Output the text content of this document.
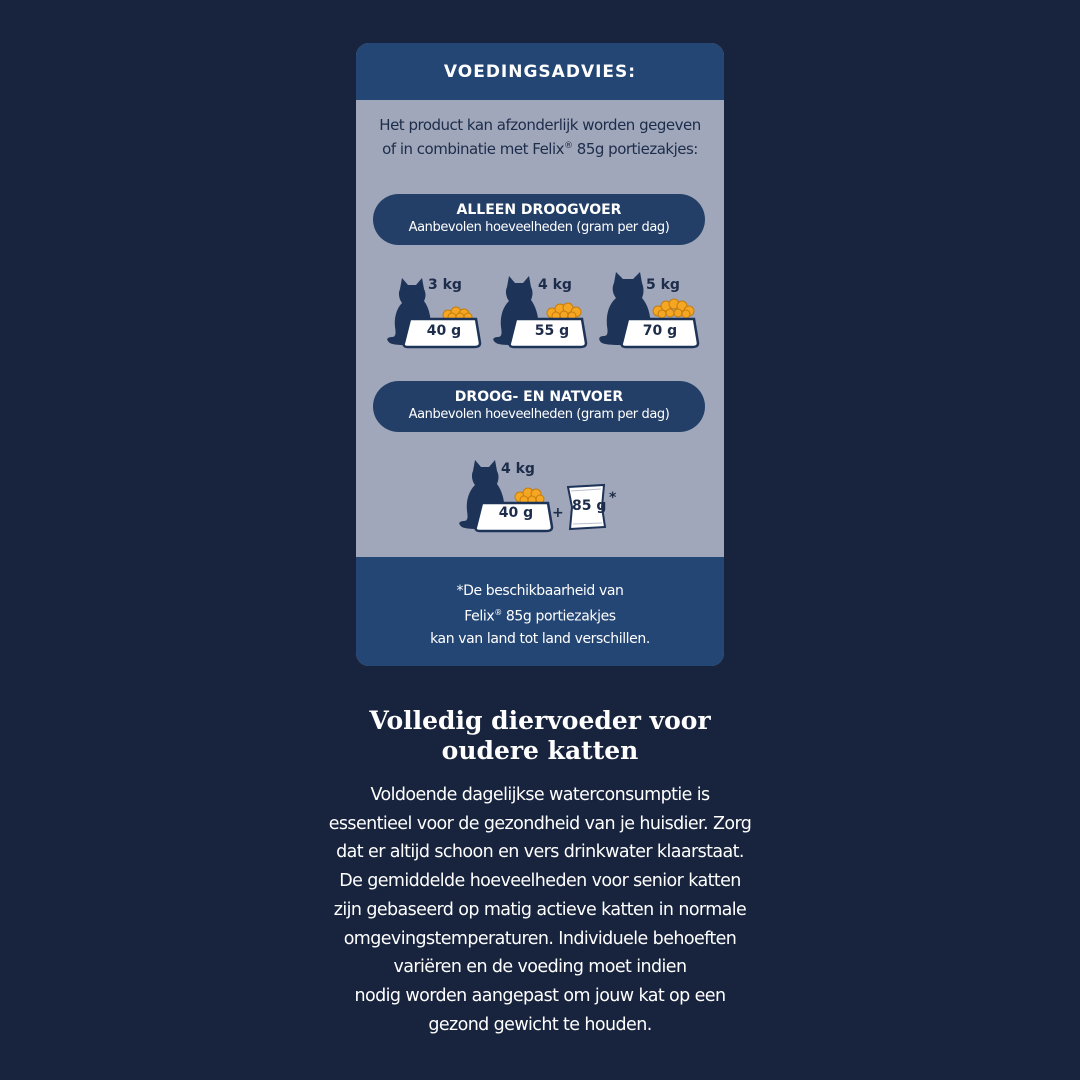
VOEDINGSADVIES:
Het product kan afzonderlijk worden gegeven
of in combinatie met Felix® 85g portiezakjes:
ALLEEN DROOGVOER
Aanbevolen hoeveelheden (gram per dag)
3 kg
40 g
4 kg
55 g
5 kg
70 g
DROOG- EN NATVOER
Aanbevolen hoeveelheden (gram per dag)
4 kg
40 g	+ 85 g *
*De beschikbaarheid van
Felix® 85g portiezakjes
kan van land tot land verschillen.
Volledig diervoeder voor
oudere katten
Voldoende dagelijkse waterconsumptie is
essentieel voor de gezondheid van je huisdier. Zorg
dat er altijd schoon en vers drinkwater klaarstaat.
De gemiddelde hoeveelheden voor senior katten
zijn gebaseerd op matig actieve katten in normale
omgevingstemperaturen. Individuele behoeften
variëren en de voeding moet indien
nodig worden aangepast om jouw kat op een
gezond gewicht te houden.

-- -- --

* **Brief**
Your task is to repeat the data above exactly while excluding the pictures.

* **Task output**
Output the text content of this document.
VOEDINGSADVIES:
Het product kan afzonderlijk worden gegeven
of in combinatie met Felix® 85g portiezakjes:
ALLEEN DROOGVOER
Aanbevolen hoeveelheden (gram per dag)
3 kg
40 g
4 kg
55 g
5 kg
70 g
DROOG- EN NATVOER
Aanbevolen hoeveelheden (gram per dag)
4 kg
40 g	+ 85 g *
*De beschikbaarheid van
Felix® 85g portiezakjes
kan van land tot land verschillen.
Volledig diervoeder voor
oudere katten
Voldoende dagelijkse waterconsumptie is
essentieel voor de gezondheid van je huisdier. Zorg
dat er altijd schoon en vers drinkwater klaarstaat.
De gemiddelde hoeveelheden voor senior katten
zijn gebaseerd op matig actieve katten in normale
omgevingstemperaturen. Individuele behoeften
variëren en de voeding moet indien
nodig worden aangepast om jouw kat op een
gezond gewicht te houden.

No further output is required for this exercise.